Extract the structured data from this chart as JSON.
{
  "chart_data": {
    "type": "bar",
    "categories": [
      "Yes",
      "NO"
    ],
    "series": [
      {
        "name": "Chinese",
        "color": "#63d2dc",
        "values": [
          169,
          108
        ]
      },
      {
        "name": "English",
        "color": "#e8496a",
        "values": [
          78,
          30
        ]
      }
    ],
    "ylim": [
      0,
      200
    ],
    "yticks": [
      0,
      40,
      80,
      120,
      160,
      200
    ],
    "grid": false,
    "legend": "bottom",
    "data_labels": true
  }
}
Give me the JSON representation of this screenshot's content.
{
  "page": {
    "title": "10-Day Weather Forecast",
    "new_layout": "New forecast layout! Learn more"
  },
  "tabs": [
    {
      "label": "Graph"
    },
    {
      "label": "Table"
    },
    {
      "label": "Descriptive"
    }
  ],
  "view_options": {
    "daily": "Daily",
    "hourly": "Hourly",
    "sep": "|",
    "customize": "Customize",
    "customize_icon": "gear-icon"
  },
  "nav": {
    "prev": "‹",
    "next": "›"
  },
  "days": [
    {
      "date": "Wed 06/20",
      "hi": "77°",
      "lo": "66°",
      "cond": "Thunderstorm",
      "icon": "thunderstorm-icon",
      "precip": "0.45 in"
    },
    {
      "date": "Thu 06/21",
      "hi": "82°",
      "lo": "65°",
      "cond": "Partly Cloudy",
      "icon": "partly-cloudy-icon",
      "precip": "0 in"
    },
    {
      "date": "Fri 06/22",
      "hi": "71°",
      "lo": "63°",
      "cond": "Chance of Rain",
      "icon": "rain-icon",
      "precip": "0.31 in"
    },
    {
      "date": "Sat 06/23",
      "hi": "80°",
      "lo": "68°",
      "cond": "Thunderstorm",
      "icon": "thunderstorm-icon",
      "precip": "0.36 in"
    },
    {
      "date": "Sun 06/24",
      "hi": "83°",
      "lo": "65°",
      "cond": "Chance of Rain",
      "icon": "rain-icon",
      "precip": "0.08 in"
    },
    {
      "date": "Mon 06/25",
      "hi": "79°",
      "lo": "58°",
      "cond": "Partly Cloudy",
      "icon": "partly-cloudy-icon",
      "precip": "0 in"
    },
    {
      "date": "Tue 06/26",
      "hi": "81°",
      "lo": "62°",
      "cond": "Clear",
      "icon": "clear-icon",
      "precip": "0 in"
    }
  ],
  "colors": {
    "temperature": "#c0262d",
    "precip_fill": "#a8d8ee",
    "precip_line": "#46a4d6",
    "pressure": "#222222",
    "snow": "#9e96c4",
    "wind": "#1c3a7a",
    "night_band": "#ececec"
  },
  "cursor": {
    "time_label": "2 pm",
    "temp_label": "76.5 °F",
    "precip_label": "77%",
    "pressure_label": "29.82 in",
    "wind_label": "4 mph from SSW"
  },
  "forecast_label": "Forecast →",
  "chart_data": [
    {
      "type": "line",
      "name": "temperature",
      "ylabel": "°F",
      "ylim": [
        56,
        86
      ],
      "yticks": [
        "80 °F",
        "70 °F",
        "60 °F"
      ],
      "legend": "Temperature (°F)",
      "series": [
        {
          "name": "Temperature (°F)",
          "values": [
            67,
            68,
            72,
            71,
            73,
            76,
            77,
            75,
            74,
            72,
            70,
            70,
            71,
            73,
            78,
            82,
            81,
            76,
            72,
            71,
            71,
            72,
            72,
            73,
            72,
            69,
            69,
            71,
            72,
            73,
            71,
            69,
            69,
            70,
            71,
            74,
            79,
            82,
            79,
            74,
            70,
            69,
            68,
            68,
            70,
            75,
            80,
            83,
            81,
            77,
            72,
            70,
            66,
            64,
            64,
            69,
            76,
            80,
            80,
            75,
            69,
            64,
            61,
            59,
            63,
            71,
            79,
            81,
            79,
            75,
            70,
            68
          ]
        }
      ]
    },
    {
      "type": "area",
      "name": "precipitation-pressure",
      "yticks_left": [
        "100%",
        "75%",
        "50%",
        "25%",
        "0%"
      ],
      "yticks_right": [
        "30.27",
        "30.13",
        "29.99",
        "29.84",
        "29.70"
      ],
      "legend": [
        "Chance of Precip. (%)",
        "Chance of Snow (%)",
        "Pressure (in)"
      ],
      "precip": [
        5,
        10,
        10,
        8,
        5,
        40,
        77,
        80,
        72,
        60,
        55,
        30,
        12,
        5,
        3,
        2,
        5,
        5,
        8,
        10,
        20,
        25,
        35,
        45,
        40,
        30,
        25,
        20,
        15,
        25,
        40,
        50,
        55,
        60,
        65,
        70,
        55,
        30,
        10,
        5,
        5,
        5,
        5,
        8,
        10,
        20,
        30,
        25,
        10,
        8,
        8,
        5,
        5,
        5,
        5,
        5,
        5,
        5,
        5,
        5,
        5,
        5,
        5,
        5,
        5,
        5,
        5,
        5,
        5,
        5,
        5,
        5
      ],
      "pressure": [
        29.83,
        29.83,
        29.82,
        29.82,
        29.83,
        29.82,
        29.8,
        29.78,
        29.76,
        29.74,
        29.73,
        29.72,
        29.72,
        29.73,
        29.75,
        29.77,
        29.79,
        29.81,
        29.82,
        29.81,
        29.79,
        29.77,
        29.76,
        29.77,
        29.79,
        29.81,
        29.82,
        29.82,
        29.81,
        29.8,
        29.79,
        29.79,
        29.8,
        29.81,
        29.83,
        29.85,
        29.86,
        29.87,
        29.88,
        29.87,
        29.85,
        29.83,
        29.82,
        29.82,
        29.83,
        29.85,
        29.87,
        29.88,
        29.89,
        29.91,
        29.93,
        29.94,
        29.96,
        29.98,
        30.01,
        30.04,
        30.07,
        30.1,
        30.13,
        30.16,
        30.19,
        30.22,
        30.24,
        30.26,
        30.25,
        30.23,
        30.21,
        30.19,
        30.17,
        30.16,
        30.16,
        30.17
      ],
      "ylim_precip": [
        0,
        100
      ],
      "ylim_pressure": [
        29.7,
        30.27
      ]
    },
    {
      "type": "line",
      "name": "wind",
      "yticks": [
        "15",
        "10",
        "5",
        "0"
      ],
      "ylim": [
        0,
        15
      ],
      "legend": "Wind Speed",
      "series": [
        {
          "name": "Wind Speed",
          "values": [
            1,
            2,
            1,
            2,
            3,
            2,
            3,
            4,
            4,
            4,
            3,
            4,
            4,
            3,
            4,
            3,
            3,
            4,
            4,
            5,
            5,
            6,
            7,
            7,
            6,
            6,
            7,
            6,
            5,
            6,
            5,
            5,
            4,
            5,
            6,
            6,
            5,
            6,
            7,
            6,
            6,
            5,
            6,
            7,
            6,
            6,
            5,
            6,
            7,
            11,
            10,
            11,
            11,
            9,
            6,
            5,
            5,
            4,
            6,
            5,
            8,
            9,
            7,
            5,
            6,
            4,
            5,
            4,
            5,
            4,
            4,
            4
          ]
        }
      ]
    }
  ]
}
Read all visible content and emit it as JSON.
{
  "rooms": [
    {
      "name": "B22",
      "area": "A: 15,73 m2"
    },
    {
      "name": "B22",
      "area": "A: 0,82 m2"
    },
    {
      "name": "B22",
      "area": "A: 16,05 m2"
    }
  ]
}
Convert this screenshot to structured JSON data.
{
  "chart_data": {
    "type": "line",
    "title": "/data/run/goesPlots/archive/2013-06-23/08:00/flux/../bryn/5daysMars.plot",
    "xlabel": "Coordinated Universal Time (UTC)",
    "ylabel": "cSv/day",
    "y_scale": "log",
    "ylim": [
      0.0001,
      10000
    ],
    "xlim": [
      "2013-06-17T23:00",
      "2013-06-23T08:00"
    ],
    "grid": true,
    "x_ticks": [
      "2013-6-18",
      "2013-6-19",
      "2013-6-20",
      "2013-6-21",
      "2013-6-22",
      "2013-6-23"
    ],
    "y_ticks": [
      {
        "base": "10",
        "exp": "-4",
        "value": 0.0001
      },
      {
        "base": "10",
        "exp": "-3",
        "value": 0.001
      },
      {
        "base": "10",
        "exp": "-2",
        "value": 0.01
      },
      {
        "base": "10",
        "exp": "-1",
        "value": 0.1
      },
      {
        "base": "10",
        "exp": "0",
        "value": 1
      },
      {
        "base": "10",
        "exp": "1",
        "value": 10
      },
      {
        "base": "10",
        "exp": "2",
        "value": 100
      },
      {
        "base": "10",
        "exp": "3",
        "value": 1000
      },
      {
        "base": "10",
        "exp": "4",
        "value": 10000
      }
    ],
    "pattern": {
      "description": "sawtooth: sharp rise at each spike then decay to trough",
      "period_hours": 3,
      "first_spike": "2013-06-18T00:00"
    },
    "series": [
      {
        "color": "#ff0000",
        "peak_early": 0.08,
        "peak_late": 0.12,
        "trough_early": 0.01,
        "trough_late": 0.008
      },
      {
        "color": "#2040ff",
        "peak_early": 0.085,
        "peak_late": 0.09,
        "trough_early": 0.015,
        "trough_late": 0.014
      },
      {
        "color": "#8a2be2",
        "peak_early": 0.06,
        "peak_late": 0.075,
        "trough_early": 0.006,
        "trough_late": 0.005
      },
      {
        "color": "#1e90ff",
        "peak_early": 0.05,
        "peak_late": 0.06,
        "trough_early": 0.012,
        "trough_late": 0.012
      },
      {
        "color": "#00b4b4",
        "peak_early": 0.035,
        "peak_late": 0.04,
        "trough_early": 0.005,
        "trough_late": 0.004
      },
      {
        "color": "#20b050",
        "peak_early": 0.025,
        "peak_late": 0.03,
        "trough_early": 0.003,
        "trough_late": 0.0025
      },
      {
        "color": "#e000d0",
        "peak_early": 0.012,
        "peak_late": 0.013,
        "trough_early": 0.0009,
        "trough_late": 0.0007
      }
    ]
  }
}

Stated problem: Identify all lines in the records above with the word "JSON".

Task output:
Extract the structured data from this chart as JSON.
Give me the JSON representation of this screenshot's content.
Read all visible content and emit it as JSON.
Convert this screenshot to structured JSON data.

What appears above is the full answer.